*Exercise details:*
Read the data and repeat all of it exactly.

*Given records:*
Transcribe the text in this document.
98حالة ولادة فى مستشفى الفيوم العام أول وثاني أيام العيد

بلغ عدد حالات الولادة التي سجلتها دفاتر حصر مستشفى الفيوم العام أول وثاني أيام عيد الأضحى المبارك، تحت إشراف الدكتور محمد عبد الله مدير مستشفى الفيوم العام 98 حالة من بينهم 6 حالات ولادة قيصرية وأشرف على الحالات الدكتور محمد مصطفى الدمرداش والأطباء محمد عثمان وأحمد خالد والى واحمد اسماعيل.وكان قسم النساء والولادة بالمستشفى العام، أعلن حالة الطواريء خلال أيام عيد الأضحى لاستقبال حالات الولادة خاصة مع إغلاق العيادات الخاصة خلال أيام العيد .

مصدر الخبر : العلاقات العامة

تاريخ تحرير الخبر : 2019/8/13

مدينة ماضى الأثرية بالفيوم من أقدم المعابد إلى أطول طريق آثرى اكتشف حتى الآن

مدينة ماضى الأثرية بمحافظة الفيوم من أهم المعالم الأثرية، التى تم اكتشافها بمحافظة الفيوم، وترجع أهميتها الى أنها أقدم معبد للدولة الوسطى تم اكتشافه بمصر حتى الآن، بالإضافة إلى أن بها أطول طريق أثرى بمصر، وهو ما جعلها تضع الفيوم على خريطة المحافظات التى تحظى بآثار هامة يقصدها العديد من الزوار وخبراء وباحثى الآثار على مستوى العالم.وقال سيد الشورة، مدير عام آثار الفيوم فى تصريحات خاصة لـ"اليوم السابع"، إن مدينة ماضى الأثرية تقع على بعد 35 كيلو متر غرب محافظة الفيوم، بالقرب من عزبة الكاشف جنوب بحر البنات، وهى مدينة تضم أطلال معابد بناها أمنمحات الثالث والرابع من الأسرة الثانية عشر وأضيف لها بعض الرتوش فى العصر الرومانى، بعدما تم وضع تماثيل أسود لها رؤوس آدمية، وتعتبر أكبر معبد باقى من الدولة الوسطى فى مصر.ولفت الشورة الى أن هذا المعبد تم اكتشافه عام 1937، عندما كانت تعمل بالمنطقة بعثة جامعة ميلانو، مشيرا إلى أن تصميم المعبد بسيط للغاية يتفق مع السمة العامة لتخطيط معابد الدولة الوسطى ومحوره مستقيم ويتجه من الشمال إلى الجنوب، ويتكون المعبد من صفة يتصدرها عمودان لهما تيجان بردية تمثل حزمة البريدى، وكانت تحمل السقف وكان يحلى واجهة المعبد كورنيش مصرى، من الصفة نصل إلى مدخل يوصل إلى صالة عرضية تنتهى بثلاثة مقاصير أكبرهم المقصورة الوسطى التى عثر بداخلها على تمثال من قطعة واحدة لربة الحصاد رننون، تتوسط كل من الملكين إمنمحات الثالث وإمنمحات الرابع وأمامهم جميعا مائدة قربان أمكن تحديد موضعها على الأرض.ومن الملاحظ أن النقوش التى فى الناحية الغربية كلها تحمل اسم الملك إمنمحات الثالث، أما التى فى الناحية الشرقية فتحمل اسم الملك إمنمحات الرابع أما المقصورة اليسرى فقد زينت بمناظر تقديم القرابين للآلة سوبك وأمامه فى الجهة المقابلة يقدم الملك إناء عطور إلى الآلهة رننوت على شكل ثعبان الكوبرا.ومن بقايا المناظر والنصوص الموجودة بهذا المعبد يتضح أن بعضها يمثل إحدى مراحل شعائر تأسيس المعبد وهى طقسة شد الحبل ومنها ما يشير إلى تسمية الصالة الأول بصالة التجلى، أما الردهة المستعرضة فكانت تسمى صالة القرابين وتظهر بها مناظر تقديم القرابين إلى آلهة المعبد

*Solution to this exercise:*
Transcribe the text in this document.
98حالة ولادة فى مستشفى الفيوم العام أول وثاني أيام العيد

بلغ عدد حالات الولادة التي سجلتها دفاتر حصر مستشفى الفيوم العام أول وثاني أيام عيد الأضحى المبارك، تحت إشراف الدكتور محمد عبد الله مدير مستشفى الفيوم العام 98 حالة من بينهم 6 حالات ولادة قيصرية وأشرف على الحالات الدكتور محمد مصطفى الدمرداش والأطباء محمد عثمان وأحمد خالد والى واحمد اسماعيل.وكان قسم النساء والولادة بالمستشفى العام، أعلن حالة الطواريء خلال أيام عيد الأضحى لاستقبال حالات الولادة خاصة مع إغلاق العيادات الخاصة خلال أيام العيد .

مصدر الخبر : العلاقات العامة

تاريخ تحرير الخبر : 2019/8/13

مدينة ماضى الأثرية بالفيوم من أقدم المعابد إلى أطول طريق آثرى اكتشف حتى الآن

مدينة ماضى الأثرية بمحافظة الفيوم من أهم المعالم الأثرية، التى تم اكتشافها بمحافظة الفيوم، وترجع أهميتها الى أنها أقدم معبد للدولة الوسطى تم اكتشافه بمصر حتى الآن، بالإضافة إلى أن بها أطول طريق أثرى بمصر، وهو ما جعلها تضع الفيوم على خريطة المحافظات التى تحظى بآثار هامة يقصدها العديد من الزوار وخبراء وباحثى الآثار على مستوى العالم.وقال سيد الشورة، مدير عام آثار الفيوم فى تصريحات خاصة لـ"اليوم السابع"، إن مدينة ماضى الأثرية تقع على بعد 35 كيلو متر غرب محافظة الفيوم، بالقرب من عزبة الكاشف جنوب بحر البنات، وهى مدينة تضم أطلال معابد بناها أمنمحات الثالث والرابع من الأسرة الثانية عشر وأضيف لها بعض الرتوش فى العصر الرومانى، بعدما تم وضع تماثيل أسود لها رؤوس آدمية، وتعتبر أكبر معبد باقى من الدولة الوسطى فى مصر.ولفت الشورة الى أن هذا المعبد تم اكتشافه عام 1937، عندما كانت تعمل بالمنطقة بعثة جامعة ميلانو، مشيرا إلى أن تصميم المعبد بسيط للغاية يتفق مع السمة العامة لتخطيط معابد الدولة الوسطى ومحوره مستقيم ويتجه من الشمال إلى الجنوب، ويتكون المعبد من صفة يتصدرها عمودان لهما تيجان بردية تمثل حزمة البريدى، وكانت تحمل السقف وكان يحلى واجهة المعبد كورنيش مصرى، من الصفة نصل إلى مدخل يوصل إلى صالة عرضية تنتهى بثلاثة مقاصير أكبرهم المقصورة الوسطى التى عثر بداخلها على تمثال من قطعة واحدة لربة الحصاد رننون، تتوسط كل من الملكين إمنمحات الثالث وإمنمحات الرابع وأمامهم جميعا مائدة قربان أمكن تحديد موضعها على الأرض.ومن الملاحظ أن النقوش التى فى الناحية الغربية كلها تحمل اسم الملك إمنمحات الثالث، أما التى فى الناحية الشرقية فتحمل اسم الملك إمنمحات الرابع أما المقصورة اليسرى فقد زينت بمناظر تقديم القرابين للآلة سوبك وأمامه فى الجهة المقابلة يقدم الملك إناء عطور إلى الآلهة رننوت على شكل ثعبان الكوبرا.ومن بقايا المناظر والنصوص الموجودة بهذا المعبد يتضح أن بعضها يمثل إحدى مراحل شعائر تأسيس المعبد وهى طقسة شد الحبل ومنها ما يشير إلى تسمية الصالة الأول بصالة التجلى، أما الردهة المستعرضة فكانت تسمى صالة القرابين وتظهر بها مناظر تقديم القرابين إلى آلهة المعبد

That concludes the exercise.